◆ SET EXERCISE ◆
Repeat every entry in the listing below, exactly.

------ EXTRACTED RECORDS

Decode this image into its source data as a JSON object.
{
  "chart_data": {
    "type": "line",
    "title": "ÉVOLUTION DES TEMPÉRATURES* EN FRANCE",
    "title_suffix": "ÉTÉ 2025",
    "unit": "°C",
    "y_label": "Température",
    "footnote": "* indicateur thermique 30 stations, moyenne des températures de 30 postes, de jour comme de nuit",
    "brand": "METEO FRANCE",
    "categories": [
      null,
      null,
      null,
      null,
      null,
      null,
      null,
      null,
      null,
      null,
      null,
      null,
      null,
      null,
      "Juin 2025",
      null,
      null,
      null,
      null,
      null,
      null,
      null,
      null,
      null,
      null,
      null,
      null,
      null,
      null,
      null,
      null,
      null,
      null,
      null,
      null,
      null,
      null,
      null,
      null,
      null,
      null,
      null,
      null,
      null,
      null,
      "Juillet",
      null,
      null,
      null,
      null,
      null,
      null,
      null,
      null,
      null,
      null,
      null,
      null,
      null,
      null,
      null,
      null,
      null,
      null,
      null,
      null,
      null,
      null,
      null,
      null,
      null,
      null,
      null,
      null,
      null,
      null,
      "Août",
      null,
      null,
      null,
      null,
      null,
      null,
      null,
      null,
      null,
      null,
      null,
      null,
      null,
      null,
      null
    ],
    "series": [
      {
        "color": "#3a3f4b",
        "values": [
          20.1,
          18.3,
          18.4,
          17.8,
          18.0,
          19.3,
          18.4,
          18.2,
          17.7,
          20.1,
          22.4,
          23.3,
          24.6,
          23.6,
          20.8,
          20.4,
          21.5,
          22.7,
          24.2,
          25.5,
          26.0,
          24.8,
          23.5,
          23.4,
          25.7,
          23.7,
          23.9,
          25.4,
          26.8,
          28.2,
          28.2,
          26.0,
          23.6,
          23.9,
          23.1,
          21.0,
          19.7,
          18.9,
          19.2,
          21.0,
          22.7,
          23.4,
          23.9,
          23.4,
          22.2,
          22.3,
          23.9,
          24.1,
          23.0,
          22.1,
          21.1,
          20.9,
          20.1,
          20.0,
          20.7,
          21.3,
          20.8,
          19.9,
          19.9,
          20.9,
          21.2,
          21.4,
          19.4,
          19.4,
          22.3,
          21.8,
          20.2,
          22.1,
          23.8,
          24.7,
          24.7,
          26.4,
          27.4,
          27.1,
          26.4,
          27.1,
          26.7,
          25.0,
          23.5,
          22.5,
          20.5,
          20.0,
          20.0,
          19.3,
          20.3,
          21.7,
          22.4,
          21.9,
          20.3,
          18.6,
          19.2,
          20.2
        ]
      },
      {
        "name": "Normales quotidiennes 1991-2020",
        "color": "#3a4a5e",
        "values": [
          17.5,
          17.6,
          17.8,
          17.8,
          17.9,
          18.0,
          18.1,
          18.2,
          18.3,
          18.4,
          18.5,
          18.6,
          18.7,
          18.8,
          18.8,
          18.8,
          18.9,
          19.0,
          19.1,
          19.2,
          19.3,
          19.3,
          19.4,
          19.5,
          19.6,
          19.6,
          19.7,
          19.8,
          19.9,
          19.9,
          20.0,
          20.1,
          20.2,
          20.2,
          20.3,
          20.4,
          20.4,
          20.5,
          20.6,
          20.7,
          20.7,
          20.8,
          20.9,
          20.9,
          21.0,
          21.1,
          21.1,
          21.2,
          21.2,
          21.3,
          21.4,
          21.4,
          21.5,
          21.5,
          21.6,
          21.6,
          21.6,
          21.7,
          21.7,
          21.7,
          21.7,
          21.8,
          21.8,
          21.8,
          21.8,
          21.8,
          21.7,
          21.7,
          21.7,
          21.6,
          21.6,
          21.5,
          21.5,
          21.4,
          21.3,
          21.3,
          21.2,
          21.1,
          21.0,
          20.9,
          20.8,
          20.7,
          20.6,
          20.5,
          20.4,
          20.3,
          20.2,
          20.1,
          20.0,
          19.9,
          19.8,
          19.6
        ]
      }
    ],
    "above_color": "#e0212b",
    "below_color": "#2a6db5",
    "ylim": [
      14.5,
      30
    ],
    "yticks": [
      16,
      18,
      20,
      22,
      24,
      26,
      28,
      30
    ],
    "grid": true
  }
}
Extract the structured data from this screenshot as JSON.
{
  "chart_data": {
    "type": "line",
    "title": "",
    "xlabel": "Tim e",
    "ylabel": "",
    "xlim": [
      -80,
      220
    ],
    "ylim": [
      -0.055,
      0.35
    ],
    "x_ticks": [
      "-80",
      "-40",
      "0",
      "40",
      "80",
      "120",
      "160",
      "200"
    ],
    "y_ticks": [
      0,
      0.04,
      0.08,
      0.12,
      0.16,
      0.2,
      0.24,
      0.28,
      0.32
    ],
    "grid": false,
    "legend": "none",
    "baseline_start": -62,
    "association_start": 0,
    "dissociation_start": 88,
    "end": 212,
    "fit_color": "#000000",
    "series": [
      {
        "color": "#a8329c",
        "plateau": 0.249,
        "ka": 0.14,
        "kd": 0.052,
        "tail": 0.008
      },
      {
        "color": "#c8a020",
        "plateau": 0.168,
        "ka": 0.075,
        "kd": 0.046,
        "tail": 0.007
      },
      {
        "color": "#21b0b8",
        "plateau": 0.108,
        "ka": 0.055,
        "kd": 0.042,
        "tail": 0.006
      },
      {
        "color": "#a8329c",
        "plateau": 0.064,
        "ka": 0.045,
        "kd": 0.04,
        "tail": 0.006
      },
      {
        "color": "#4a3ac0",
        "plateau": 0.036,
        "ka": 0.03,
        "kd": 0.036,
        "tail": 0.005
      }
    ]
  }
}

------------

◆ SOLUTION FOR THIS TASK ◆
Decode this image into its source data as a JSON object.
{
  "chart_data": {
    "type": "line",
    "title": "ÉVOLUTION DES TEMPÉRATURES* EN FRANCE",
    "title_suffix": "ÉTÉ 2025",
    "unit": "°C",
    "y_label": "Température",
    "footnote": "* indicateur thermique 30 stations, moyenne des températures de 30 postes, de jour comme de nuit",
    "brand": "METEO FRANCE",
    "categories": [
      null,
      null,
      null,
      null,
      null,
      null,
      null,
      null,
      null,
      null,
      null,
      null,
      null,
      null,
      "Juin 2025",
      null,
      null,
      null,
      null,
      null,
      null,
      null,
      null,
      null,
      null,
      null,
      null,
      null,
      null,
      null,
      null,
      null,
      null,
      null,
      null,
      null,
      null,
      null,
      null,
      null,
      null,
      null,
      null,
      null,
      null,
      "Juillet",
      null,
      null,
      null,
      null,
      null,
      null,
      null,
      null,
      null,
      null,
      null,
      null,
      null,
      null,
      null,
      null,
      null,
      null,
      null,
      null,
      null,
      null,
      null,
      null,
      null,
      null,
      null,
      null,
      null,
      null,
      "Août",
      null,
      null,
      null,
      null,
      null,
      null,
      null,
      null,
      null,
      null,
      null,
      null,
      null,
      null,
      null
    ],
    "series": [
      {
        "color": "#3a3f4b",
        "values": [
          20.1,
          18.3,
          18.4,
          17.8,
          18.0,
          19.3,
          18.4,
          18.2,
          17.7,
          20.1,
          22.4,
          23.3,
          24.6,
          23.6,
          20.8,
          20.4,
          21.5,
          22.7,
          24.2,
          25.5,
          26.0,
          24.8,
          23.5,
          23.4,
          25.7,
          23.7,
          23.9,
          25.4,
          26.8,
          28.2,
          28.2,
          26.0,
          23.6,
          23.9,
          23.1,
          21.0,
          19.7,
          18.9,
          19.2,
          21.0,
          22.7,
          23.4,
          23.9,
          23.4,
          22.2,
          22.3,
          23.9,
          24.1,
          23.0,
          22.1,
          21.1,
          20.9,
          20.1,
          20.0,
          20.7,
          21.3,
          20.8,
          19.9,
          19.9,
          20.9,
          21.2,
          21.4,
          19.4,
          19.4,
          22.3,
          21.8,
          20.2,
          22.1,
          23.8,
          24.7,
          24.7,
          26.4,
          27.4,
          27.1,
          26.4,
          27.1,
          26.7,
          25.0,
          23.5,
          22.5,
          20.5,
          20.0,
          20.0,
          19.3,
          20.3,
          21.7,
          22.4,
          21.9,
          20.3,
          18.6,
          19.2,
          20.2
        ]
      },
      {
        "name": "Normales quotidiennes 1991-2020",
        "color": "#3a4a5e",
        "values": [
          17.5,
          17.6,
          17.8,
          17.8,
          17.9,
          18.0,
          18.1,
          18.2,
          18.3,
          18.4,
          18.5,
          18.6,
          18.7,
          18.8,
          18.8,
          18.8,
          18.9,
          19.0,
          19.1,
          19.2,
          19.3,
          19.3,
          19.4,
          19.5,
          19.6,
          19.6,
          19.7,
          19.8,
          19.9,
          19.9,
          20.0,
          20.1,
          20.2,
          20.2,
          20.3,
          20.4,
          20.4,
          20.5,
          20.6,
          20.7,
          20.7,
          20.8,
          20.9,
          20.9,
          21.0,
          21.1,
          21.1,
          21.2,
          21.2,
          21.3,
          21.4,
          21.4,
          21.5,
          21.5,
          21.6,
          21.6,
          21.6,
          21.7,
          21.7,
          21.7,
          21.7,
          21.8,
          21.8,
          21.8,
          21.8,
          21.8,
          21.7,
          21.7,
          21.7,
          21.6,
          21.6,
          21.5,
          21.5,
          21.4,
          21.3,
          21.3,
          21.2,
          21.1,
          21.0,
          20.9,
          20.8,
          20.7,
          20.6,
          20.5,
          20.4,
          20.3,
          20.2,
          20.1,
          20.0,
          19.9,
          19.8,
          19.6
        ]
      }
    ],
    "above_color": "#e0212b",
    "below_color": "#2a6db5",
    "ylim": [
      14.5,
      30
    ],
    "yticks": [
      16,
      18,
      20,
      22,
      24,
      26,
      28,
      30
    ],
    "grid": true
  }
}
Extract the structured data from this screenshot as JSON.
{
  "chart_data": {
    "type": "line",
    "title": "",
    "xlabel": "Tim e",
    "ylabel": "",
    "xlim": [
      -80,
      220
    ],
    "ylim": [
      -0.055,
      0.35
    ],
    "x_ticks": [
      "-80",
      "-40",
      "0",
      "40",
      "80",
      "120",
      "160",
      "200"
    ],
    "y_ticks": [
      0,
      0.04,
      0.08,
      0.12,
      0.16,
      0.2,
      0.24,
      0.28,
      0.32
    ],
    "grid": false,
    "legend": "none",
    "baseline_start": -62,
    "association_start": 0,
    "dissociation_start": 88,
    "end": 212,
    "fit_color": "#000000",
    "series": [
      {
        "color": "#a8329c",
        "plateau": 0.249,
        "ka": 0.14,
        "kd": 0.052,
        "tail": 0.008
      },
      {
        "color": "#c8a020",
        "plateau": 0.168,
        "ka": 0.075,
        "kd": 0.046,
        "tail": 0.007
      },
      {
        "color": "#21b0b8",
        "plateau": 0.108,
        "ka": 0.055,
        "kd": 0.042,
        "tail": 0.006
      },
      {
        "color": "#a8329c",
        "plateau": 0.064,
        "ka": 0.045,
        "kd": 0.04,
        "tail": 0.006
      },
      {
        "color": "#4a3ac0",
        "plateau": 0.036,
        "ka": 0.03,
        "kd": 0.036,
        "tail": 0.005
      }
    ]
  }
}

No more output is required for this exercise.